* _Records to process_

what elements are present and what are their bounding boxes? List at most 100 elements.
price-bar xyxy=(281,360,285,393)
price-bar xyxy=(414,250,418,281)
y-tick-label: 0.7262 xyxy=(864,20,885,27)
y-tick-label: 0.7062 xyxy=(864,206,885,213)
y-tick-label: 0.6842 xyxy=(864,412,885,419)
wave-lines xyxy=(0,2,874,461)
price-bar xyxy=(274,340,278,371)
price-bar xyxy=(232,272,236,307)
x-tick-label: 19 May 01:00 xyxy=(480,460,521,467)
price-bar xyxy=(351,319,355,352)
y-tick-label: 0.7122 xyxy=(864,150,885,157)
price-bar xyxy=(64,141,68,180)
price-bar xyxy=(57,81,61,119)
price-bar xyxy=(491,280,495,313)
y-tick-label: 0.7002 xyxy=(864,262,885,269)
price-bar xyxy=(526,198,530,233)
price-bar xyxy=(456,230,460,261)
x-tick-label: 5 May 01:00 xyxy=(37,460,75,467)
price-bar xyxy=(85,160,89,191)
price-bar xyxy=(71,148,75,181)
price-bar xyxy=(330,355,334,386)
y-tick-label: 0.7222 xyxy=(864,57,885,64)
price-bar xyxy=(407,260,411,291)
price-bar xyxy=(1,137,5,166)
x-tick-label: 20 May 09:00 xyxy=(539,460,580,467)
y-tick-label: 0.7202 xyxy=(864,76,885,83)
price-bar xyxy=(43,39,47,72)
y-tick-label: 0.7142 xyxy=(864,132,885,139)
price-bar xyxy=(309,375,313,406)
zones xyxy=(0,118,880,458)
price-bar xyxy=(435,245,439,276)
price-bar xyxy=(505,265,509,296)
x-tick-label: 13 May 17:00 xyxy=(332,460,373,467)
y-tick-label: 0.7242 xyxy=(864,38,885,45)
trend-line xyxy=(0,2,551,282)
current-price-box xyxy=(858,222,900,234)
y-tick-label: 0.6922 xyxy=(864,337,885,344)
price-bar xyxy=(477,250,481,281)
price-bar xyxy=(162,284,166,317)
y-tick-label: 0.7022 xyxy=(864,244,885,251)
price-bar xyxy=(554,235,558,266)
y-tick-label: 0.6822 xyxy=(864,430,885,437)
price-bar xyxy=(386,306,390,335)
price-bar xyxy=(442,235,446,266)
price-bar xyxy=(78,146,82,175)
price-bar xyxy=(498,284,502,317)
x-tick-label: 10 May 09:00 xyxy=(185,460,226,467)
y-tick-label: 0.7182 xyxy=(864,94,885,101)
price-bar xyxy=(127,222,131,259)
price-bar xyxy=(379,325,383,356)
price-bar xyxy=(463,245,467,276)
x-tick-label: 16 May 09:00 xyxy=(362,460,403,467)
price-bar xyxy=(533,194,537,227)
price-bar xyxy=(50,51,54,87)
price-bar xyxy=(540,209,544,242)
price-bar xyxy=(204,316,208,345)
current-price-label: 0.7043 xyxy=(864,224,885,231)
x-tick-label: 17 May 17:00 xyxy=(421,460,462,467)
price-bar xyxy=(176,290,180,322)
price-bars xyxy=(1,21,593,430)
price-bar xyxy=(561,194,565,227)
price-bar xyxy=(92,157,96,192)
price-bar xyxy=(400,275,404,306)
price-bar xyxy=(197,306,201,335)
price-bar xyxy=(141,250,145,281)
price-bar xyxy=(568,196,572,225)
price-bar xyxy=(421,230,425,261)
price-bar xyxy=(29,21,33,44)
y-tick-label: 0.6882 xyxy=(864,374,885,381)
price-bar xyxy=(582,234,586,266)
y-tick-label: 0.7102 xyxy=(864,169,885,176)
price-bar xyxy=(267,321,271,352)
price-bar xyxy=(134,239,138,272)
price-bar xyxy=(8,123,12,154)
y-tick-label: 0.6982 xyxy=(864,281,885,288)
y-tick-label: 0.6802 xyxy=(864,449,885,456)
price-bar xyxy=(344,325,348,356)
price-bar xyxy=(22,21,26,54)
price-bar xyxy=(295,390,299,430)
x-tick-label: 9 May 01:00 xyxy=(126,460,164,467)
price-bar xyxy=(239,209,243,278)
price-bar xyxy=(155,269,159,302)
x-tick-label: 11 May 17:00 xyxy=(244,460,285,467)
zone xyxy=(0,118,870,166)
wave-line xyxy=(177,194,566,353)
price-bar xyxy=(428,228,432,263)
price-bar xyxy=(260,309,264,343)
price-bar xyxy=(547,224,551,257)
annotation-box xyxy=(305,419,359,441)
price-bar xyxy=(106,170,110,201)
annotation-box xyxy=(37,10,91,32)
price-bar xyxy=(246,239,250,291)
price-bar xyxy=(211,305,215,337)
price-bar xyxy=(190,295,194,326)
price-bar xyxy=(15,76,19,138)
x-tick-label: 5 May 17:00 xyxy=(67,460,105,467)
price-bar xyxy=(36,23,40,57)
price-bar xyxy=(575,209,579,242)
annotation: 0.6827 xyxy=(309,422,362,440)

* _Given task_
Repeat the data above word for word, keeping every line unchanged.

* _Answer_
what elements are present and what are their bounding boxes? List at most 100 elements.
price-bar xyxy=(281,360,285,393)
price-bar xyxy=(414,250,418,281)
y-tick-label: 0.7262 xyxy=(864,20,885,27)
y-tick-label: 0.7062 xyxy=(864,206,885,213)
y-tick-label: 0.6842 xyxy=(864,412,885,419)
wave-lines xyxy=(0,2,874,461)
price-bar xyxy=(274,340,278,371)
price-bar xyxy=(232,272,236,307)
x-tick-label: 19 May 01:00 xyxy=(480,460,521,467)
price-bar xyxy=(351,319,355,352)
y-tick-label: 0.7122 xyxy=(864,150,885,157)
price-bar xyxy=(64,141,68,180)
price-bar xyxy=(57,81,61,119)
price-bar xyxy=(491,280,495,313)
y-tick-label: 0.7002 xyxy=(864,262,885,269)
price-bar xyxy=(526,198,530,233)
price-bar xyxy=(456,230,460,261)
x-tick-label: 5 May 01:00 xyxy=(37,460,75,467)
price-bar xyxy=(85,160,89,191)
price-bar xyxy=(71,148,75,181)
price-bar xyxy=(330,355,334,386)
y-tick-label: 0.7222 xyxy=(864,57,885,64)
price-bar xyxy=(407,260,411,291)
price-bar xyxy=(1,137,5,166)
x-tick-label: 20 May 09:00 xyxy=(539,460,580,467)
y-tick-label: 0.7202 xyxy=(864,76,885,83)
price-bar xyxy=(43,39,47,72)
y-tick-label: 0.7142 xyxy=(864,132,885,139)
price-bar xyxy=(309,375,313,406)
zones xyxy=(0,118,880,458)
price-bar xyxy=(435,245,439,276)
price-bar xyxy=(505,265,509,296)
x-tick-label: 13 May 17:00 xyxy=(332,460,373,467)
y-tick-label: 0.7242 xyxy=(864,38,885,45)
trend-line xyxy=(0,2,551,282)
current-price-box xyxy=(858,222,900,234)
y-tick-label: 0.6922 xyxy=(864,337,885,344)
price-bar xyxy=(477,250,481,281)
price-bar xyxy=(162,284,166,317)
y-tick-label: 0.7022 xyxy=(864,244,885,251)
price-bar xyxy=(554,235,558,266)
y-tick-label: 0.6822 xyxy=(864,430,885,437)
price-bar xyxy=(386,306,390,335)
price-bar xyxy=(442,235,446,266)
price-bar xyxy=(78,146,82,175)
price-bar xyxy=(498,284,502,317)
x-tick-label: 10 May 09:00 xyxy=(185,460,226,467)
y-tick-label: 0.7182 xyxy=(864,94,885,101)
price-bar xyxy=(127,222,131,259)
price-bar xyxy=(379,325,383,356)
price-bar xyxy=(463,245,467,276)
x-tick-label: 16 May 09:00 xyxy=(362,460,403,467)
price-bar xyxy=(533,194,537,227)
price-bar xyxy=(50,51,54,87)
price-bar xyxy=(540,209,544,242)
price-bar xyxy=(204,316,208,345)
current-price-label: 0.7043 xyxy=(864,224,885,231)
x-tick-label: 17 May 17:00 xyxy=(421,460,462,467)
price-bar xyxy=(176,290,180,322)
price-bars xyxy=(1,21,593,430)
price-bar xyxy=(561,194,565,227)
price-bar xyxy=(92,157,96,192)
price-bar xyxy=(400,275,404,306)
price-bar xyxy=(197,306,201,335)
price-bar xyxy=(141,250,145,281)
price-bar xyxy=(568,196,572,225)
price-bar xyxy=(421,230,425,261)
price-bar xyxy=(29,21,33,44)
y-tick-label: 0.6882 xyxy=(864,374,885,381)
price-bar xyxy=(582,234,586,266)
y-tick-label: 0.7102 xyxy=(864,169,885,176)
price-bar xyxy=(267,321,271,352)
price-bar xyxy=(134,239,138,272)
price-bar xyxy=(8,123,12,154)
y-tick-label: 0.6982 xyxy=(864,281,885,288)
y-tick-label: 0.6802 xyxy=(864,449,885,456)
price-bar xyxy=(344,325,348,356)
price-bar xyxy=(22,21,26,54)
price-bar xyxy=(295,390,299,430)
x-tick-label: 9 May 01:00 xyxy=(126,460,164,467)
price-bar xyxy=(239,209,243,278)
price-bar xyxy=(155,269,159,302)
x-tick-label: 11 May 17:00 xyxy=(244,460,285,467)
zone xyxy=(0,118,870,166)
wave-line xyxy=(177,194,566,353)
price-bar xyxy=(428,228,432,263)
price-bar xyxy=(260,309,264,343)
price-bar xyxy=(547,224,551,257)
annotation-box xyxy=(305,419,359,441)
price-bar xyxy=(106,170,110,201)
annotation-box xyxy=(37,10,91,32)
price-bar xyxy=(246,239,250,291)
price-bar xyxy=(211,305,215,337)
price-bar xyxy=(190,295,194,326)
price-bar xyxy=(15,76,19,138)
x-tick-label: 5 May 17:00 xyxy=(67,460,105,467)
price-bar xyxy=(36,23,40,57)
price-bar xyxy=(575,209,579,242)
annotation: 0.6827 xyxy=(309,422,362,440)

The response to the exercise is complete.